- **THE EXERCISE**
Your task is to count the lines of the entries below that include the word "this" and to give only the resulting number.

- **DATASET ENTRIES**

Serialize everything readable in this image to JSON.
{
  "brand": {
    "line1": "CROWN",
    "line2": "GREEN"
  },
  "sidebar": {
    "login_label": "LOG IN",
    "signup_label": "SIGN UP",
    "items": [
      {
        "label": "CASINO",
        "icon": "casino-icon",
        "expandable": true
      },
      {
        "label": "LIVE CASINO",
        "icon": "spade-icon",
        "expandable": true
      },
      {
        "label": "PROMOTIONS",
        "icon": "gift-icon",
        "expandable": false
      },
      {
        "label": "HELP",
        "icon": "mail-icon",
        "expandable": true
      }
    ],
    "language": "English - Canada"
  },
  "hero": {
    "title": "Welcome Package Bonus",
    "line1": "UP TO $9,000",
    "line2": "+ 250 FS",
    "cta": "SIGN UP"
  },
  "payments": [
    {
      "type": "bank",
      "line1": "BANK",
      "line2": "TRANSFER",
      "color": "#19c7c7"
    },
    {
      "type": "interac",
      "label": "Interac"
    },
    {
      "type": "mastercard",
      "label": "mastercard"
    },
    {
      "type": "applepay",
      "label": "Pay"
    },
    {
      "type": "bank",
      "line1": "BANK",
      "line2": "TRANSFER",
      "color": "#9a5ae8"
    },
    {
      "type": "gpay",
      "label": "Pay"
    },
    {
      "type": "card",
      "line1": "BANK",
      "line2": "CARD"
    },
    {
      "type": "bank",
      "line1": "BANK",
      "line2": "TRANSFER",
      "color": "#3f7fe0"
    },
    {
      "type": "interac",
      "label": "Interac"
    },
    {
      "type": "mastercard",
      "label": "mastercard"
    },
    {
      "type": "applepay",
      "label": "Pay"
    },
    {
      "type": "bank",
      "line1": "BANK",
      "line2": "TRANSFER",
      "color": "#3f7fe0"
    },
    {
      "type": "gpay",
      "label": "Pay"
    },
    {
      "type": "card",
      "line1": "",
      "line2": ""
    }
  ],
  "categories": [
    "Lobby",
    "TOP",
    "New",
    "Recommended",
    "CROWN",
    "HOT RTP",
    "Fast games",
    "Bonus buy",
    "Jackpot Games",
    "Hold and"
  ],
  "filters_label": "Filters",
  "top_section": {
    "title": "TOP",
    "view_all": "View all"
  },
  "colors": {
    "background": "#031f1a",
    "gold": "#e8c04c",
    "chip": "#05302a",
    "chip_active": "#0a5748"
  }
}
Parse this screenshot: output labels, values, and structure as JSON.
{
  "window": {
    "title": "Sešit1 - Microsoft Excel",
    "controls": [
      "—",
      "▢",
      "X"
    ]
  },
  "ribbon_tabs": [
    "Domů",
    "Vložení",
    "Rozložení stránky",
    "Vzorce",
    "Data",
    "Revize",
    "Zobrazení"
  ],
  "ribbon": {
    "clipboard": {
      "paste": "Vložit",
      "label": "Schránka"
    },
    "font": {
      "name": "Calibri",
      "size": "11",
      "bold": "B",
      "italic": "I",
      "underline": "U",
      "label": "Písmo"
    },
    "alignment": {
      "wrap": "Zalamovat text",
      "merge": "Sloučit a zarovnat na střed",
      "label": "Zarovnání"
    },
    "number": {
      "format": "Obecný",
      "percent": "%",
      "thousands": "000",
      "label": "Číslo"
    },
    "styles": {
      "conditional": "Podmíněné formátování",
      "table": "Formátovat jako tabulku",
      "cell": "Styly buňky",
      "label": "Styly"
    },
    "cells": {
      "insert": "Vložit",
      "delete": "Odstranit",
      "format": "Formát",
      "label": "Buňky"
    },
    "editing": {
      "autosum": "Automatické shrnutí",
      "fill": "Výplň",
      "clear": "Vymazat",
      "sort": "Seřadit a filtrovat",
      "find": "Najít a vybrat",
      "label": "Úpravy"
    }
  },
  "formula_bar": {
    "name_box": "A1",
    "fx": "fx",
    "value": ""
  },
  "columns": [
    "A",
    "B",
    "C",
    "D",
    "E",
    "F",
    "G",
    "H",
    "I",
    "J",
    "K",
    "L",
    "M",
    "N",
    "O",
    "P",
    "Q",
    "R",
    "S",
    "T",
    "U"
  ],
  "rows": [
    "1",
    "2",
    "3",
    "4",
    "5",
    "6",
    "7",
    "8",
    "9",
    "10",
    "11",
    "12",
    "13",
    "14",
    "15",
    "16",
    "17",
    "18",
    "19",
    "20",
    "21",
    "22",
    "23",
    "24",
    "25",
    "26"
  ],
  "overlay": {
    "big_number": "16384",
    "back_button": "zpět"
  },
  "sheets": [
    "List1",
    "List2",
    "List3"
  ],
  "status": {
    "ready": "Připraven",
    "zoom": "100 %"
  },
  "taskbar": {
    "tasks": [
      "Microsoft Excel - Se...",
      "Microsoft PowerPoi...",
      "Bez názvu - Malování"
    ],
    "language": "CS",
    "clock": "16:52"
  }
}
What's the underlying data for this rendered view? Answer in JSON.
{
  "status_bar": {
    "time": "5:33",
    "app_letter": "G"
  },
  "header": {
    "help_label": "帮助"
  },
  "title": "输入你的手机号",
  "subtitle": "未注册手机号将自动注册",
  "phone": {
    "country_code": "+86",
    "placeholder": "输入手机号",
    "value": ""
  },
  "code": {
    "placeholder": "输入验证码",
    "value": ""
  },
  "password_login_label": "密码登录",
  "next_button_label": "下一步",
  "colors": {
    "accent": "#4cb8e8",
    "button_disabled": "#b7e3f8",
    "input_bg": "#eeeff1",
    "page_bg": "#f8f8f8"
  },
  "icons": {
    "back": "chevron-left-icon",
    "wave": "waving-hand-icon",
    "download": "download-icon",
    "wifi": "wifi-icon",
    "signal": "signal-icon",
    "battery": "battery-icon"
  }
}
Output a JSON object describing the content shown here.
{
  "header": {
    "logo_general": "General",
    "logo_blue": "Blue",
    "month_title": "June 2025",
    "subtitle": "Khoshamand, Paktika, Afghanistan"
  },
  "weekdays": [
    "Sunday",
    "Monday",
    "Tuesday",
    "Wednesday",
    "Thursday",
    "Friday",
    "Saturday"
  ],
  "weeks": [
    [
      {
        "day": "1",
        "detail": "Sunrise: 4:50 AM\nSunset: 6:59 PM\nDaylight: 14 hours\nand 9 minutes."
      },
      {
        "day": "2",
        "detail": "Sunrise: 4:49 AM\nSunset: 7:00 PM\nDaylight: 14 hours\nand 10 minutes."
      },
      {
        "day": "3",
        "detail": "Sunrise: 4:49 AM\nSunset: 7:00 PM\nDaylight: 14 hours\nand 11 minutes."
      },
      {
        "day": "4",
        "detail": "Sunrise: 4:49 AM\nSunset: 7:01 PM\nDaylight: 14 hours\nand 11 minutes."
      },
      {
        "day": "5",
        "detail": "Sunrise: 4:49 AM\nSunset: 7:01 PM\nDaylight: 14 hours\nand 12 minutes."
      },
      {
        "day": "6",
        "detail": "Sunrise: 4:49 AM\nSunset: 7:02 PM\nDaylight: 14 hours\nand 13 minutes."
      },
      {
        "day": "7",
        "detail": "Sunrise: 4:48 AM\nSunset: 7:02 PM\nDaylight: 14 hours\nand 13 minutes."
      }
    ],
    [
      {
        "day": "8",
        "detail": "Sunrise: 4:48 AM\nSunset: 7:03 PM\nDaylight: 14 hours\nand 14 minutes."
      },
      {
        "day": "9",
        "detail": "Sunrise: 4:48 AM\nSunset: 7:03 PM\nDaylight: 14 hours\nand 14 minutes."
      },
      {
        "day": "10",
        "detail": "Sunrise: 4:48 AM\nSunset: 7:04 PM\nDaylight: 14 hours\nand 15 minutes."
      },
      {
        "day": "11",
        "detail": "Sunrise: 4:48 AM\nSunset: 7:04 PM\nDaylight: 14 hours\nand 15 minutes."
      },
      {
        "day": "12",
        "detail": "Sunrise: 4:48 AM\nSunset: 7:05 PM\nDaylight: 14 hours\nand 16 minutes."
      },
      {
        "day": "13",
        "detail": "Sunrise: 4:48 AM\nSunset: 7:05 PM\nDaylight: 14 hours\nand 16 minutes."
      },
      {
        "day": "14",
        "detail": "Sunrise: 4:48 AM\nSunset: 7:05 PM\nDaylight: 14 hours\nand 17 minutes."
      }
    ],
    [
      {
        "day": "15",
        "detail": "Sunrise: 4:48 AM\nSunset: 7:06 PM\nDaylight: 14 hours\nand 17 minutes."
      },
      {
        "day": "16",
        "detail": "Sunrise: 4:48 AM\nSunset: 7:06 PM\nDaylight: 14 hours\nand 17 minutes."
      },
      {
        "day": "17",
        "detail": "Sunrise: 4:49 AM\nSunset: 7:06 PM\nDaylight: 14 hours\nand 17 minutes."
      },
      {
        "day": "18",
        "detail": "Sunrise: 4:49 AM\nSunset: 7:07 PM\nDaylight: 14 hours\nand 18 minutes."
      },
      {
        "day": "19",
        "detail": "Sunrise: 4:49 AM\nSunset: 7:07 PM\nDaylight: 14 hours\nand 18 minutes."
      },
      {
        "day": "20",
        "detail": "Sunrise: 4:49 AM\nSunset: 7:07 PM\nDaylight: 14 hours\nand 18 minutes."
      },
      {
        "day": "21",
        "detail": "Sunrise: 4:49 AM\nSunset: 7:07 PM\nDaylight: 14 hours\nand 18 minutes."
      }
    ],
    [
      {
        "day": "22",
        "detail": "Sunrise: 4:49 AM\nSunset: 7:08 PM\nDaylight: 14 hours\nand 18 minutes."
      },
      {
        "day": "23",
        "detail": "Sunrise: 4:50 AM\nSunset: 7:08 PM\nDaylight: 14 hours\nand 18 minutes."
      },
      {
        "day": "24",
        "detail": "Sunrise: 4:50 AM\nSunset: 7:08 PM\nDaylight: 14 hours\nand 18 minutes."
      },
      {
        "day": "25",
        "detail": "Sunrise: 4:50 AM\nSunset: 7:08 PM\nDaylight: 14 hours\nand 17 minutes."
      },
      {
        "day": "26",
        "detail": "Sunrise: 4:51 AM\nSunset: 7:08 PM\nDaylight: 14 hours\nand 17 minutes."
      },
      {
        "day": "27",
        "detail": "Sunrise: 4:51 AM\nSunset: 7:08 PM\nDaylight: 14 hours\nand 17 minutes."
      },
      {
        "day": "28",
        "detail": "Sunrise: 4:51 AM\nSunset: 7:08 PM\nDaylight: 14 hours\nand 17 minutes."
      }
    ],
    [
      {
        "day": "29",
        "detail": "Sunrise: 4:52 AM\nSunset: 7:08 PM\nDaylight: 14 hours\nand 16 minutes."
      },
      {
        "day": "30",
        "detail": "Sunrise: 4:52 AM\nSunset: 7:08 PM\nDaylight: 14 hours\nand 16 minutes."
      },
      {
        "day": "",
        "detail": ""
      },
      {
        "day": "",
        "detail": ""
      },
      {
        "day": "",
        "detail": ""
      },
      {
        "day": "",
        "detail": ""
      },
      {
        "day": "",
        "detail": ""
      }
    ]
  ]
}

- **WRITTEN ANSWER**
3